--- Begin Dataset rows ---
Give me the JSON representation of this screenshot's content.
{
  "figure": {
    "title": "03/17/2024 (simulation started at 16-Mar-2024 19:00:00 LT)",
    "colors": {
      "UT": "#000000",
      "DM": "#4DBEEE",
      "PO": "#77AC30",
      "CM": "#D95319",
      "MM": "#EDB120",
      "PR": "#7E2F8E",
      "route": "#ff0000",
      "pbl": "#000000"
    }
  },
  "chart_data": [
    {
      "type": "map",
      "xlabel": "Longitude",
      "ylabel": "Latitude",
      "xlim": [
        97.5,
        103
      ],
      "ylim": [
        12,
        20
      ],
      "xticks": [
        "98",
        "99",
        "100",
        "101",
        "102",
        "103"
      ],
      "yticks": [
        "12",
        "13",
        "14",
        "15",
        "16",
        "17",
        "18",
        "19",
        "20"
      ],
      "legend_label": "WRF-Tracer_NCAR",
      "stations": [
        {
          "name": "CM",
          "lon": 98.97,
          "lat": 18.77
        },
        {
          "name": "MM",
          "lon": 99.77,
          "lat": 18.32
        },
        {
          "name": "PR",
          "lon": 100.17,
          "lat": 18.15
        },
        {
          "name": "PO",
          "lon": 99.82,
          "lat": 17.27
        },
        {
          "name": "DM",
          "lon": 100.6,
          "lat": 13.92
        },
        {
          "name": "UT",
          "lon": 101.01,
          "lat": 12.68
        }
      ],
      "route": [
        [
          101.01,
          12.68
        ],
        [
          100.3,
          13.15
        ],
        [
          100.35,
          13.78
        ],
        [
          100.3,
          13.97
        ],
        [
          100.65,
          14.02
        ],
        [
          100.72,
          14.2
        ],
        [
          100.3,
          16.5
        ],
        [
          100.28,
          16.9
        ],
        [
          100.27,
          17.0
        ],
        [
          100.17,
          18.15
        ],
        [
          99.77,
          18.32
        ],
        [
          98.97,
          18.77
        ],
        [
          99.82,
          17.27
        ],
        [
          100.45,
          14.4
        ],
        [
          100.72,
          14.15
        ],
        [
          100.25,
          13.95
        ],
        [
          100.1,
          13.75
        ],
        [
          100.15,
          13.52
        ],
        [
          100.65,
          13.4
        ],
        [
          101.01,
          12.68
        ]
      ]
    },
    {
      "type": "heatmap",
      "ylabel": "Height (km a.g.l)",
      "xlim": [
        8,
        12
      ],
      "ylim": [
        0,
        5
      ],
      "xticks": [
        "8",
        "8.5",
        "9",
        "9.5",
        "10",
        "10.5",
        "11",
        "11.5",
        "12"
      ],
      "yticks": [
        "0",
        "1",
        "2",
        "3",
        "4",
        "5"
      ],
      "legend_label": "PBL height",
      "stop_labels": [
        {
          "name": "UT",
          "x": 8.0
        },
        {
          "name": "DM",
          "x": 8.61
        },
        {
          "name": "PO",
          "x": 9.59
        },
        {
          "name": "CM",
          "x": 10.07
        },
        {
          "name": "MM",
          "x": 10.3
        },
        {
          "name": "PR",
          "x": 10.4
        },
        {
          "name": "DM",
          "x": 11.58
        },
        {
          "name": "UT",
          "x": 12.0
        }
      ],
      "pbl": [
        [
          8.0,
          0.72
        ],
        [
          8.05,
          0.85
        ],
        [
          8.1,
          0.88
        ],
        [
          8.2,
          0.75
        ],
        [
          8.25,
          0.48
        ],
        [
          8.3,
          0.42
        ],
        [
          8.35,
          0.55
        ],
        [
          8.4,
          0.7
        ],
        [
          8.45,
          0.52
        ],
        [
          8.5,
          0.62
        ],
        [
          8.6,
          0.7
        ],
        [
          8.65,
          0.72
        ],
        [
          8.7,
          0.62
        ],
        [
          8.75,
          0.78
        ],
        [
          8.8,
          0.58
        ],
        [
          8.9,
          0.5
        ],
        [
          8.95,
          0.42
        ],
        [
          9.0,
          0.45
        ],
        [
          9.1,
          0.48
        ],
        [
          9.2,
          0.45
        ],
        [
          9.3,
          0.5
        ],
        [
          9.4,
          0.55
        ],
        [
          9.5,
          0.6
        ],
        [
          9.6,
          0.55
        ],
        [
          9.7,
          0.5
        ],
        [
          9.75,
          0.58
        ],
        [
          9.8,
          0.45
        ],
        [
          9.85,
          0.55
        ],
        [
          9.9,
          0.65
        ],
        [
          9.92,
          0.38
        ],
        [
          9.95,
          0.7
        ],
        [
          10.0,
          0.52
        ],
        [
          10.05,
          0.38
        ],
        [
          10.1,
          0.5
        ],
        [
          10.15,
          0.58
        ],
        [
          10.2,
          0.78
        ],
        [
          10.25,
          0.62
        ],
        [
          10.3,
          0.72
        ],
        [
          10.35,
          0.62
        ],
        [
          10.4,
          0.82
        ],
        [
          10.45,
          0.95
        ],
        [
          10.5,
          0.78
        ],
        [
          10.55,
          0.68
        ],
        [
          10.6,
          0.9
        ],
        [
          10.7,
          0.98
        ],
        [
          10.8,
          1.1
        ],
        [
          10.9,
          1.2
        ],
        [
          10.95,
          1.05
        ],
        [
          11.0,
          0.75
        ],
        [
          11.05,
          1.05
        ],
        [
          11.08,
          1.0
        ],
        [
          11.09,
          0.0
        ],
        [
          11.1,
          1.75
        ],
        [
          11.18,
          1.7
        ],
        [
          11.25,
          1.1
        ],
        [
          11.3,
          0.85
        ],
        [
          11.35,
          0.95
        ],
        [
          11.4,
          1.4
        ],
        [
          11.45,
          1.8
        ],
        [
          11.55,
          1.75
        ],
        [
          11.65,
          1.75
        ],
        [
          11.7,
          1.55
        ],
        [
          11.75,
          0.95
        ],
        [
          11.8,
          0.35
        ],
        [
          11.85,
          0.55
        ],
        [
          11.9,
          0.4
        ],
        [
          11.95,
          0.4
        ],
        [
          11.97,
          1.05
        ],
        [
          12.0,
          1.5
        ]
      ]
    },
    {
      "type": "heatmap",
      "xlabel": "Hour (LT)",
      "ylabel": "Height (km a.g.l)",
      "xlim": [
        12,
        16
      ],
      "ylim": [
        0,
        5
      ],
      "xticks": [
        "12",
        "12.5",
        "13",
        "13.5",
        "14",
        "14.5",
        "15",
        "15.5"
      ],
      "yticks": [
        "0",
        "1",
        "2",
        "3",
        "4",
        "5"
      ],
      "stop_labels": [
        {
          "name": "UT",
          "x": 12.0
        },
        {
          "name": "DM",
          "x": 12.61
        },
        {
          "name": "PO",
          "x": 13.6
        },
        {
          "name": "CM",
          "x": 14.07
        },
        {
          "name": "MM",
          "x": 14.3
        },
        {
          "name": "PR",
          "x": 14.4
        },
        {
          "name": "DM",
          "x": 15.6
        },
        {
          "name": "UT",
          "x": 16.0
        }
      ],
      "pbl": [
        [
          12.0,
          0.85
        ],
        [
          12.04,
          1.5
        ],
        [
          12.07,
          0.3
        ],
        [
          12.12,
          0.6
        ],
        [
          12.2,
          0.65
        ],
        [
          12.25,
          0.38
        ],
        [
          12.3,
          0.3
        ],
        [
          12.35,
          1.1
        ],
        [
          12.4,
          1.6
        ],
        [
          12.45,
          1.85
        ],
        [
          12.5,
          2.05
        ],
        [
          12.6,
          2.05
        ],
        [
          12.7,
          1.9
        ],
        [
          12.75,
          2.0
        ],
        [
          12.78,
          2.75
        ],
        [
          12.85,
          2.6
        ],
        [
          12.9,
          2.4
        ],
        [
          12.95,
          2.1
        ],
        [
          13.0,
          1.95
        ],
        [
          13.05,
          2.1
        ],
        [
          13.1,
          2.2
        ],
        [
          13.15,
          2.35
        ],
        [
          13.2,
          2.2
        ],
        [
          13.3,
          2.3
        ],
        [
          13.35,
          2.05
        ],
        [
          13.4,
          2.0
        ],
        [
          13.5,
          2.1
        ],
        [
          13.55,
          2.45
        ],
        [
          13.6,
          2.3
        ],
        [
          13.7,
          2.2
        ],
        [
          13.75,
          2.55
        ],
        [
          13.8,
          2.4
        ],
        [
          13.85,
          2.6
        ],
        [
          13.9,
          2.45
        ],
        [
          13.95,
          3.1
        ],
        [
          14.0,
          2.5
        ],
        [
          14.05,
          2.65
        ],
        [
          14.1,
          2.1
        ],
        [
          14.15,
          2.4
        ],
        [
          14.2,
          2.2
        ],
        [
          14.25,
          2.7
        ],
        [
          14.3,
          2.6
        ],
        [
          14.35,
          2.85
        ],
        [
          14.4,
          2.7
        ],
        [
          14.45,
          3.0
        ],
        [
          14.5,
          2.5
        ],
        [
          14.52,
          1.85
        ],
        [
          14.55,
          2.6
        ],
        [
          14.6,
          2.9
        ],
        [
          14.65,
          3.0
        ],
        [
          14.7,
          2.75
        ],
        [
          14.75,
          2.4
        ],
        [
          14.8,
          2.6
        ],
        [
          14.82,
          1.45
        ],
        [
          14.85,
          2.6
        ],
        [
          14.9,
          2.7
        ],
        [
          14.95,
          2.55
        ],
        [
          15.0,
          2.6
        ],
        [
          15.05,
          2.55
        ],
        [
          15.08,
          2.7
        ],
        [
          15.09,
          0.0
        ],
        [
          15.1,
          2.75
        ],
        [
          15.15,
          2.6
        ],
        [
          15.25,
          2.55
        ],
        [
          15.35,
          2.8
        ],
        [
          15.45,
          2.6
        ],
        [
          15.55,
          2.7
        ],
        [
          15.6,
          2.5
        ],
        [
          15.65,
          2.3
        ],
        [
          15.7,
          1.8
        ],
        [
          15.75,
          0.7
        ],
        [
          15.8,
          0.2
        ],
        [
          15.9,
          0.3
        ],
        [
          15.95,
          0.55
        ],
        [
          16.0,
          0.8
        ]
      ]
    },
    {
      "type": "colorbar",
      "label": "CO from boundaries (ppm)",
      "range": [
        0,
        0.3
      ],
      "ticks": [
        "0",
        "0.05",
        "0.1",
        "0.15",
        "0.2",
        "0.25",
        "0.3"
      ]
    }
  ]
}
--- End Dataset rows ---
What to work on: List each line holding the string "type".

Written reply:
      "type": "map",
      "type": "heatmap",
      "type": "heatmap",
      "type": "colorbar",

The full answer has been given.